TASK BRIEF. From the entries below, pull out each line where "prefix" appears.

GIVEN RECORDS.
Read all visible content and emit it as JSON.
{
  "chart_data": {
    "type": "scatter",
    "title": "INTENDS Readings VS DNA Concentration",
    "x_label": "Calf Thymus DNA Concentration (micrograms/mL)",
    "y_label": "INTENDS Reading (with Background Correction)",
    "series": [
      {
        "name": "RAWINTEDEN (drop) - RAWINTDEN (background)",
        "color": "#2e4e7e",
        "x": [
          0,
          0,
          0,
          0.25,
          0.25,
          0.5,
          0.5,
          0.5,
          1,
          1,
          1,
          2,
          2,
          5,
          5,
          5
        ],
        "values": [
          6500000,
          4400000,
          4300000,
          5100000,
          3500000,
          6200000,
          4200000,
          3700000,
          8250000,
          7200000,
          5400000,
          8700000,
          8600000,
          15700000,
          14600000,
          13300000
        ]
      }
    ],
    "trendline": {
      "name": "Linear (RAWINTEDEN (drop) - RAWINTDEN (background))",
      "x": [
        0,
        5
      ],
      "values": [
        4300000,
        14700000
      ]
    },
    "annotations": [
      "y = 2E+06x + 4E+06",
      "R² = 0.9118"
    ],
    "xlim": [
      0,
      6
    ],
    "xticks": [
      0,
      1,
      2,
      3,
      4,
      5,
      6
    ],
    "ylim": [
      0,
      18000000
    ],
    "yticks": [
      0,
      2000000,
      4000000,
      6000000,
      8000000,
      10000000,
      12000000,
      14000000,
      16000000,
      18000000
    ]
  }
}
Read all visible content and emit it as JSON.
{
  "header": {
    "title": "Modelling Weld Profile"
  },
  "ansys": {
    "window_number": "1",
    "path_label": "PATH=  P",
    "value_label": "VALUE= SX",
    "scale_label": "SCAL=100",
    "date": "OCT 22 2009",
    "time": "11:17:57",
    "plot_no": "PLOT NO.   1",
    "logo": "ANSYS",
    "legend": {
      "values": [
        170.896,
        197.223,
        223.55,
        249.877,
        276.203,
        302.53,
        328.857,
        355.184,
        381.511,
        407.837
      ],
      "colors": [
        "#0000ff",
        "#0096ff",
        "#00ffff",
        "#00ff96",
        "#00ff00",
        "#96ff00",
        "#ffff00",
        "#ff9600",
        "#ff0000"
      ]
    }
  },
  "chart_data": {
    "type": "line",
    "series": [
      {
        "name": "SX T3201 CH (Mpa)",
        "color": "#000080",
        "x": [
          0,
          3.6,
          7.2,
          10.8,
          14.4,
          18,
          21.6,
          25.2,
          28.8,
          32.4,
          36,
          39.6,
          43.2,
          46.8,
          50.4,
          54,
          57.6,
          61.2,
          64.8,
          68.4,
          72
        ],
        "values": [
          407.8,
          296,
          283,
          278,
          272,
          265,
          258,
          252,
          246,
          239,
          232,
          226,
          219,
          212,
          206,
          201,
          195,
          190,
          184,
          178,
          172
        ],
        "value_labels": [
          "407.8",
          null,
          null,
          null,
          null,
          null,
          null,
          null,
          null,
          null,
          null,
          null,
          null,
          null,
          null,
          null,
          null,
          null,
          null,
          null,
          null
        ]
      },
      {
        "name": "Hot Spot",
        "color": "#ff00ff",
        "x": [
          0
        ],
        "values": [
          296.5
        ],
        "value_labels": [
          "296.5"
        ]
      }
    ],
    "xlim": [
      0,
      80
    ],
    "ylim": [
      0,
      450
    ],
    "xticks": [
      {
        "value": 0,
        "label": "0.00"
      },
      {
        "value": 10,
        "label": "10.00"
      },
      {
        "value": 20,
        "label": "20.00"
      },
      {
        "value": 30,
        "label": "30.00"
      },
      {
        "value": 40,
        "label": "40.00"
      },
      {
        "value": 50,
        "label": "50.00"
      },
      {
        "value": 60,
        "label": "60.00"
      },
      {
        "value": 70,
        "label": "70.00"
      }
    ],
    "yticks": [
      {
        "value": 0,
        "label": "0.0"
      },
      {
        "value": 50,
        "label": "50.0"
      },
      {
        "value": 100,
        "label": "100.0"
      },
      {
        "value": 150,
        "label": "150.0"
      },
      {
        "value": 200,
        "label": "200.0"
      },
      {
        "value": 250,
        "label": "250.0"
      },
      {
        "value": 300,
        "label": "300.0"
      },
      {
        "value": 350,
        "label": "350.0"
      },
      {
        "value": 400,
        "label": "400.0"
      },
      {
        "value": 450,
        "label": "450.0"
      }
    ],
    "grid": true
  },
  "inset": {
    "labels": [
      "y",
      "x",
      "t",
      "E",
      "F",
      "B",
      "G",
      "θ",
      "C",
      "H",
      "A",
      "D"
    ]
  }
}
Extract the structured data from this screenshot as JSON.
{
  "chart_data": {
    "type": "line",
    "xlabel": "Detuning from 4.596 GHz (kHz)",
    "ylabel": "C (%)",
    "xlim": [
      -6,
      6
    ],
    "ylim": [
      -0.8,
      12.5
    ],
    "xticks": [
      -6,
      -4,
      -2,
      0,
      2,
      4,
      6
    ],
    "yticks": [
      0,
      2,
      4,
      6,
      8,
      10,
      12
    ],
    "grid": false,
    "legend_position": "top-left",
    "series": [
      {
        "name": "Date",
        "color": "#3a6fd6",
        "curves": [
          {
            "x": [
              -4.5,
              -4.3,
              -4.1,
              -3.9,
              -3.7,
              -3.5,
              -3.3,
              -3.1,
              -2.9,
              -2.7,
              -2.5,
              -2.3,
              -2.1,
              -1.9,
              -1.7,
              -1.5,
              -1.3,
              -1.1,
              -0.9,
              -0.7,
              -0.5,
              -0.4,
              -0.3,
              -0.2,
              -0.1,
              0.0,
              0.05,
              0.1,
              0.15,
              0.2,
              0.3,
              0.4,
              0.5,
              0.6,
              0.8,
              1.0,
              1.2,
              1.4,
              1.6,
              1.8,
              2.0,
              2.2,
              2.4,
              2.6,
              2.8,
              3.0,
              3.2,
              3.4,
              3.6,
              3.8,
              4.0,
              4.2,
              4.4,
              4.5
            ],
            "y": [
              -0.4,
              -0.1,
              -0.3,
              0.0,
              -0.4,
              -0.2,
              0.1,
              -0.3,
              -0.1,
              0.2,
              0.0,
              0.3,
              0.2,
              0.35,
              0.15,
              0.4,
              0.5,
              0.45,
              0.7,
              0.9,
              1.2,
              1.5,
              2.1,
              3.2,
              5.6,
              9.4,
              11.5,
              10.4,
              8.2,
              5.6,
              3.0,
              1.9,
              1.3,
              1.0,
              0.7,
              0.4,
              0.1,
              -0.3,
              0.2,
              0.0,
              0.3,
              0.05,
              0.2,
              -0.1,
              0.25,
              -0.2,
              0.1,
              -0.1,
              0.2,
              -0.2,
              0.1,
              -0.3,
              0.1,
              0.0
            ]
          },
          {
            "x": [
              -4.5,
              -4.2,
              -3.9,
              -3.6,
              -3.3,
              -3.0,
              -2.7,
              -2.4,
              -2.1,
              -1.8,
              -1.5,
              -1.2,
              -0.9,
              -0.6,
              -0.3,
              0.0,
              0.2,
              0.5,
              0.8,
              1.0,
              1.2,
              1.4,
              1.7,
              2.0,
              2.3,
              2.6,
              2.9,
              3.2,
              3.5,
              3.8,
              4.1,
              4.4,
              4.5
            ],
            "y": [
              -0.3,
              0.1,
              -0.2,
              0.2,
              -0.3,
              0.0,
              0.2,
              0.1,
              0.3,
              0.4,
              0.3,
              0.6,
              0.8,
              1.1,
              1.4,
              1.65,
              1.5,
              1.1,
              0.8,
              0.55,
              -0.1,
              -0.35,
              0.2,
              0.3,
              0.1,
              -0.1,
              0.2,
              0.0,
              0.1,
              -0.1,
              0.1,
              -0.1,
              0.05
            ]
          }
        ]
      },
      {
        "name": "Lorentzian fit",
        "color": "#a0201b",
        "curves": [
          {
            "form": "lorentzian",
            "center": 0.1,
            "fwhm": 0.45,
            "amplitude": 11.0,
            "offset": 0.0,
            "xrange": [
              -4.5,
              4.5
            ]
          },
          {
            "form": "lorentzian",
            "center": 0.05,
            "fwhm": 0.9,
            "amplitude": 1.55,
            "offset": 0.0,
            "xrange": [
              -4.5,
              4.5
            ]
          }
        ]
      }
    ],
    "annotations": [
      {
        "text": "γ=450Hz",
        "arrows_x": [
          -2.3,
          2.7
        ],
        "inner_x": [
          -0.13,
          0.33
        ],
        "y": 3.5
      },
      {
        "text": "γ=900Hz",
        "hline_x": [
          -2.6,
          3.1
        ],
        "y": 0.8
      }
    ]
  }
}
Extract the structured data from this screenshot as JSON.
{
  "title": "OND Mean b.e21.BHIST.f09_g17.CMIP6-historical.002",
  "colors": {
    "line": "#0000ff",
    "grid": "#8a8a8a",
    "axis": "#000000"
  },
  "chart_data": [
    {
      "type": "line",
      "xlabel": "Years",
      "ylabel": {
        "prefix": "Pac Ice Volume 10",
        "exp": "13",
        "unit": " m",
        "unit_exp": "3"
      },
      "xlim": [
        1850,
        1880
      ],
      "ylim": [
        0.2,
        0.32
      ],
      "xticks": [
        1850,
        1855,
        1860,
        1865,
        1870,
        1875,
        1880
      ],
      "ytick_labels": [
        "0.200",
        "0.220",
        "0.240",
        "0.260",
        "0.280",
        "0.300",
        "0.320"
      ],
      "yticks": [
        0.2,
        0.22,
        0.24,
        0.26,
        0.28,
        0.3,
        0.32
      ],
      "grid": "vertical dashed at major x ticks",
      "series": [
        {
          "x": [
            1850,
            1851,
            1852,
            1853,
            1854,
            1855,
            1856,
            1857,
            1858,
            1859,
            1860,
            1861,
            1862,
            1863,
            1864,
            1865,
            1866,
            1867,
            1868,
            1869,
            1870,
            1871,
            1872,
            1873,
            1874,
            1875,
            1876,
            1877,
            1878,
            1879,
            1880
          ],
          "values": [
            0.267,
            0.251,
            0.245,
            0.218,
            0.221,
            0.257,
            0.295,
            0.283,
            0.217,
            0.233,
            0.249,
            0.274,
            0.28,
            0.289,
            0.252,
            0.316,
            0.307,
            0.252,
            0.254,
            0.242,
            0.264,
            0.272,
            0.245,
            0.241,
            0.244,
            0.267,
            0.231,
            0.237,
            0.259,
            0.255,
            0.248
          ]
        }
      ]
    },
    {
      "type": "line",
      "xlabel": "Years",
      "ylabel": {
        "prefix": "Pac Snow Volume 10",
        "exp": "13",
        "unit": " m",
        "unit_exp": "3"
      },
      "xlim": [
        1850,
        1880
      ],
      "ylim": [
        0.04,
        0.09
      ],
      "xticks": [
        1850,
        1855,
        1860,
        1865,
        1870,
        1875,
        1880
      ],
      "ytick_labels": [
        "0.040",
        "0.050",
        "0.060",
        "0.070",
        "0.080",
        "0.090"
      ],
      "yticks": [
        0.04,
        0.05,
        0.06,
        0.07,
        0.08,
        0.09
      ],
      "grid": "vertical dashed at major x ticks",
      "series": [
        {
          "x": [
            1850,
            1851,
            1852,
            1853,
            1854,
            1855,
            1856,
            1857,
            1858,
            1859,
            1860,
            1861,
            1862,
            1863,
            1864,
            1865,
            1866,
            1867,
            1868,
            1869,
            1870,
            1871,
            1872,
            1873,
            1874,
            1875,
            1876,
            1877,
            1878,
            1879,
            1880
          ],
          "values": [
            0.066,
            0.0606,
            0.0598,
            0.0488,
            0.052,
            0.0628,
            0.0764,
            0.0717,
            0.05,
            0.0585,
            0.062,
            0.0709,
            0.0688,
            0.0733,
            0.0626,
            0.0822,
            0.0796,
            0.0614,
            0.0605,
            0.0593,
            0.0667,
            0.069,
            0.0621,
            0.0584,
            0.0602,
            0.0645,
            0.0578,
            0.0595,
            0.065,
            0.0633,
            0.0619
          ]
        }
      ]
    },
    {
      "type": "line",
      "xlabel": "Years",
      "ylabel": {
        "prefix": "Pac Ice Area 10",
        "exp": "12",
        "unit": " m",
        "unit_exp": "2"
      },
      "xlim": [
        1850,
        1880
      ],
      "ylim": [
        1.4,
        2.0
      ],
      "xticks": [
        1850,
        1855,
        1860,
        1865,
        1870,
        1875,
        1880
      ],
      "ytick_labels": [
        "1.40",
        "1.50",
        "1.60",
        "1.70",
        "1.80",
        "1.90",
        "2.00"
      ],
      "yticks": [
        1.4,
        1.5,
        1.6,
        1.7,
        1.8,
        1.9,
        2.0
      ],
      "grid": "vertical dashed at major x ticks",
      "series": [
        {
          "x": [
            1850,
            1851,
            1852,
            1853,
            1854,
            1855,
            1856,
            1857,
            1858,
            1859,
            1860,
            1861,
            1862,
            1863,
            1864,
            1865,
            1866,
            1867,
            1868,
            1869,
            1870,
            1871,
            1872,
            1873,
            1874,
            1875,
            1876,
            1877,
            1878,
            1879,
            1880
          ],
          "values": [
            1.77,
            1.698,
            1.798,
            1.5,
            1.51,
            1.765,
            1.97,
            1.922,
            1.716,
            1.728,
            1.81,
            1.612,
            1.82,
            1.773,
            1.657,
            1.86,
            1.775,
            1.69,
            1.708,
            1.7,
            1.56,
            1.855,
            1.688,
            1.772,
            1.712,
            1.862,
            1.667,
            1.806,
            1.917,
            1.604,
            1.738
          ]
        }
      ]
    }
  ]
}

EXERCISE SOLUTION.
        "prefix": "Pac Ice Volume 10",
        "prefix": "Pac Snow Volume 10",
        "prefix": "Pac Ice Area 10",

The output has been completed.